What is being asked » Rewrite every entry below, swapping "x-tick-label" for "x-axis-label" and leaving everything else the same.

────────

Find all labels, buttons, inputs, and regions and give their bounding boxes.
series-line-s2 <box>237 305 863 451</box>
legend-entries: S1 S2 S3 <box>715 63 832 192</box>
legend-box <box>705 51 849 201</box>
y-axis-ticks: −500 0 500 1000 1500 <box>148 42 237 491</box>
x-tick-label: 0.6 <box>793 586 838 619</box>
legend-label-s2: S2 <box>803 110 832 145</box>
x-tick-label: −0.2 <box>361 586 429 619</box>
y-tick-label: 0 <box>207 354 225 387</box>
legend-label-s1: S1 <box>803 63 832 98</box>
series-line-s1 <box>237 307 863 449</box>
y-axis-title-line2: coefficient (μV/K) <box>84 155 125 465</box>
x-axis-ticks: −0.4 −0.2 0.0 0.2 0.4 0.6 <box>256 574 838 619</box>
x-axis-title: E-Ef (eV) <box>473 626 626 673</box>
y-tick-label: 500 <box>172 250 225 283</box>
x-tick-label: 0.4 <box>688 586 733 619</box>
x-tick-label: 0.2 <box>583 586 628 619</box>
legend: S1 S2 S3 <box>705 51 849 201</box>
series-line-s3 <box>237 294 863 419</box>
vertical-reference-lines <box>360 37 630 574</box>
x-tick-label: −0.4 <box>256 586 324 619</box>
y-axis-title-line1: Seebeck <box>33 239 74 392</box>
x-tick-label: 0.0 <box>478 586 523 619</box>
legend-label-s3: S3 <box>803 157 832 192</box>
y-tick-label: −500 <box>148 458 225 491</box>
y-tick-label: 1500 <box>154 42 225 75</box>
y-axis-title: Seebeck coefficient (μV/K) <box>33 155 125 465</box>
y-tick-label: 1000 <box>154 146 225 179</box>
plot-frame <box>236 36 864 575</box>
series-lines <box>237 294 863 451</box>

────────

Result for this task »
Find all labels, buttons, inputs, and regions and give their bounding boxes.
series-line-s2 <box>237 305 863 451</box>
legend-entries: S1 S2 S3 <box>715 63 832 192</box>
legend-box <box>705 51 849 201</box>
y-axis-ticks: −500 0 500 1000 1500 <box>148 42 237 491</box>
x-axis-label: 0.6 <box>793 586 838 619</box>
legend-label-s2: S2 <box>803 110 832 145</box>
x-axis-label: −0.2 <box>361 586 429 619</box>
y-tick-label: 0 <box>207 354 225 387</box>
legend-label-s1: S1 <box>803 63 832 98</box>
series-line-s1 <box>237 307 863 449</box>
y-axis-title-line2: coefficient (μV/K) <box>84 155 125 465</box>
x-axis-ticks: −0.4 −0.2 0.0 0.2 0.4 0.6 <box>256 574 838 619</box>
x-axis-title: E-Ef (eV) <box>473 626 626 673</box>
y-tick-label: 500 <box>172 250 225 283</box>
x-axis-label: 0.4 <box>688 586 733 619</box>
x-axis-label: 0.2 <box>583 586 628 619</box>
legend: S1 S2 S3 <box>705 51 849 201</box>
series-line-s3 <box>237 294 863 419</box>
vertical-reference-lines <box>360 37 630 574</box>
x-axis-label: −0.4 <box>256 586 324 619</box>
y-axis-title-line1: Seebeck <box>33 239 74 392</box>
x-axis-label: 0.0 <box>478 586 523 619</box>
legend-label-s3: S3 <box>803 157 832 192</box>
y-tick-label: −500 <box>148 458 225 491</box>
y-tick-label: 1500 <box>154 42 225 75</box>
y-axis-title: Seebeck coefficient (μV/K) <box>33 155 125 465</box>
y-tick-label: 1000 <box>154 146 225 179</box>
plot-frame <box>236 36 864 575</box>
series-lines <box>237 294 863 451</box>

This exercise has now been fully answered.